━━━━━ Exercise input ━━━━━
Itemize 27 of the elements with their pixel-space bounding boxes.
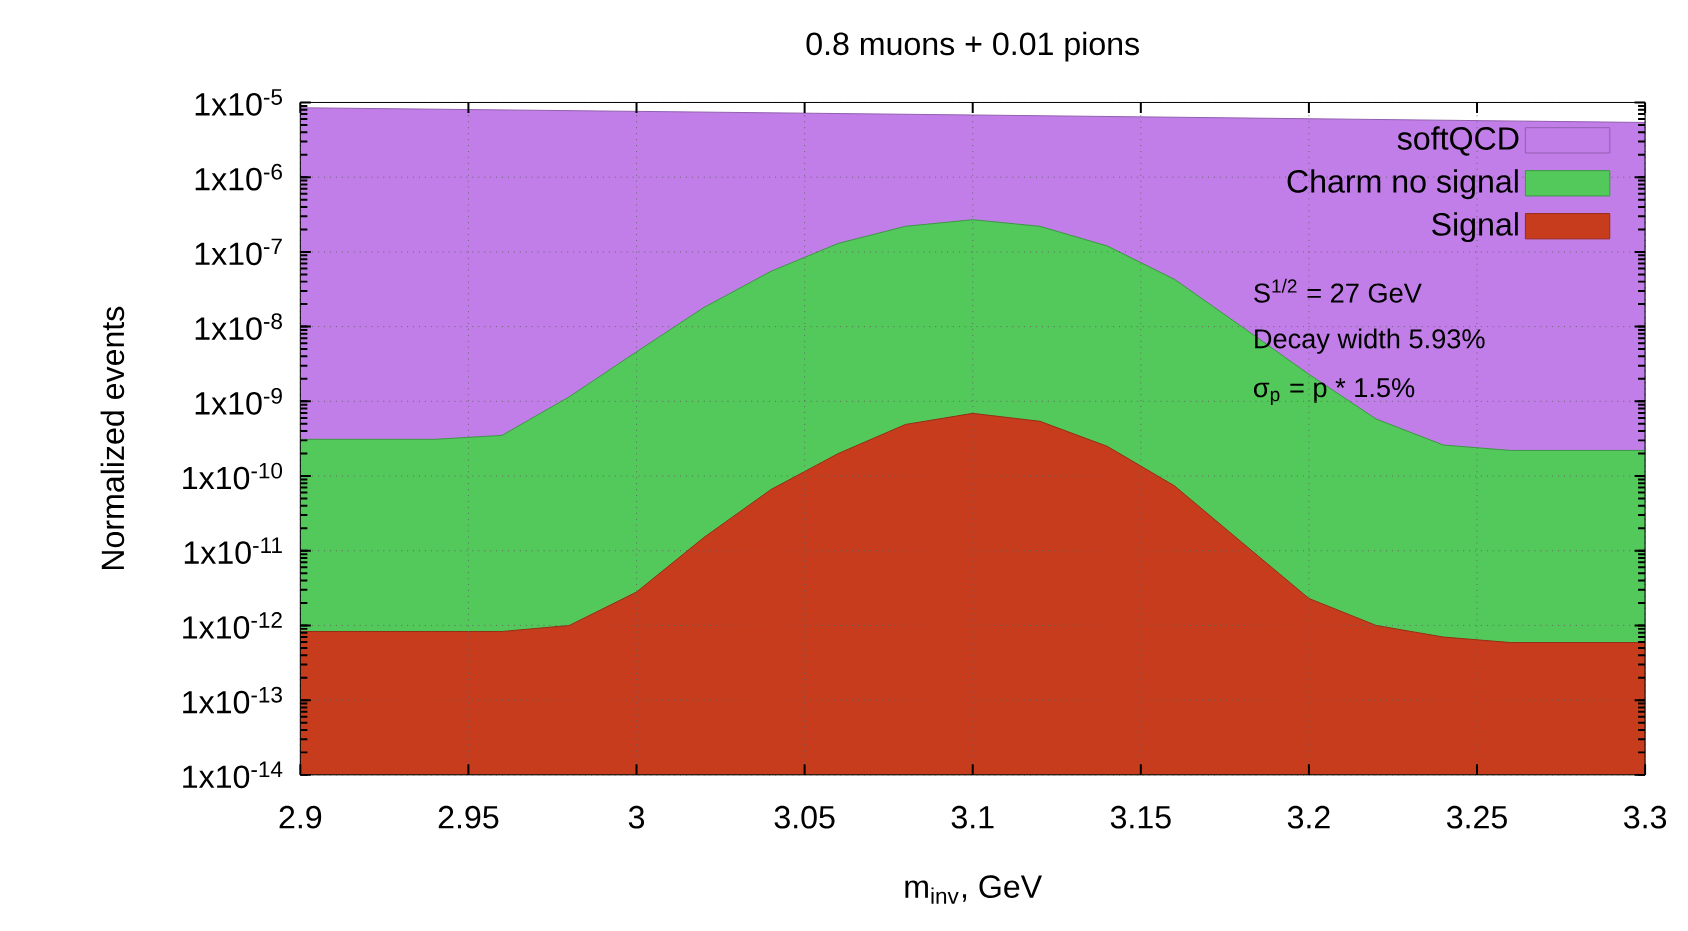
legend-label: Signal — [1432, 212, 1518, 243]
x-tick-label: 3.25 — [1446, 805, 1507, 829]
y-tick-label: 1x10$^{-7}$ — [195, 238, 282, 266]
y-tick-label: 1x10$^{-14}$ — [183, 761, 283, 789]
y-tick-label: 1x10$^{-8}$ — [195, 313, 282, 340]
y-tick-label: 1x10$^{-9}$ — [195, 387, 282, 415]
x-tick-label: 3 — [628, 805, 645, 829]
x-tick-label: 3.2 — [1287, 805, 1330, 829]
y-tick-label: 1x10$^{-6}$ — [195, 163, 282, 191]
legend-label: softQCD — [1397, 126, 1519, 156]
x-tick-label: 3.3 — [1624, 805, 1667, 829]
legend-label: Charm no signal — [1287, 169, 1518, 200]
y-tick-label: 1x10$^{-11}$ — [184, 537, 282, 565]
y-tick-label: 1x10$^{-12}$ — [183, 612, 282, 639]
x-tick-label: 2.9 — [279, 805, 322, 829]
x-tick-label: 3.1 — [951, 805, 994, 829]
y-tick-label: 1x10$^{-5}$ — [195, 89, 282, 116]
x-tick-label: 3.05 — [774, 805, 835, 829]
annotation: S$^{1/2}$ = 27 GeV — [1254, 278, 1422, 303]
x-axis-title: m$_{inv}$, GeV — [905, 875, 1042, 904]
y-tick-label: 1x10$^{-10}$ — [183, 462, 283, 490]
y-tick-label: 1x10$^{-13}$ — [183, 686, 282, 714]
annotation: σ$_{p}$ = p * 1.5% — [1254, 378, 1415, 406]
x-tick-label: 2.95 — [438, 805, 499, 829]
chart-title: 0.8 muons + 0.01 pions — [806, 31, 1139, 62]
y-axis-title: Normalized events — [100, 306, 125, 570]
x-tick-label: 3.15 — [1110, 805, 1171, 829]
━━━━━
━━━━━ Exercise input ━━━━━
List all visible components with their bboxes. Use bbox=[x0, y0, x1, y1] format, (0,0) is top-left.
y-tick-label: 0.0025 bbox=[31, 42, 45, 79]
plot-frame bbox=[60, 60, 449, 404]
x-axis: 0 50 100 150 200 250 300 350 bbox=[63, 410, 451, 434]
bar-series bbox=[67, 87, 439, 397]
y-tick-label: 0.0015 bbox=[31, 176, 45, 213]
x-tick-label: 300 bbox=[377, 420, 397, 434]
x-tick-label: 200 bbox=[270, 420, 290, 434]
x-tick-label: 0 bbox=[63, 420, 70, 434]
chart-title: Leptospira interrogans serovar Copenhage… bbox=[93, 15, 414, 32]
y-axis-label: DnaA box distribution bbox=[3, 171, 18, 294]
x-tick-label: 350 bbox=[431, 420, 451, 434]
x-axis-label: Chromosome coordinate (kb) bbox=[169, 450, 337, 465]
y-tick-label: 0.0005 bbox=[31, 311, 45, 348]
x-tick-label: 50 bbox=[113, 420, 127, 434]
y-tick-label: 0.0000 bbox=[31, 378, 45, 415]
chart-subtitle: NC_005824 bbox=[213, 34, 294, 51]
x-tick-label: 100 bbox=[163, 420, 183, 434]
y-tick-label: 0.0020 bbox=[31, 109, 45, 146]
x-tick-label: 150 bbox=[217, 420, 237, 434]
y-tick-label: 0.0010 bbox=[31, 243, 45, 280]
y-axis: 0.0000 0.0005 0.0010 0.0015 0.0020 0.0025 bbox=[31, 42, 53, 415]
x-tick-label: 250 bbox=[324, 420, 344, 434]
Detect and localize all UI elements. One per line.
━━━━━
◆ Instruction
Can you collect every line of the material above that contains the string "chart"? Case counts.

◆ The answer
chart-title: 0.8 muons + 0.01 pions — [806, 31, 1139, 62]
chart-title: Leptospira interrogans serovar Copenhage… bbox=[93, 15, 414, 32]
chart-subtitle: NC_005824 bbox=[213, 34, 294, 51]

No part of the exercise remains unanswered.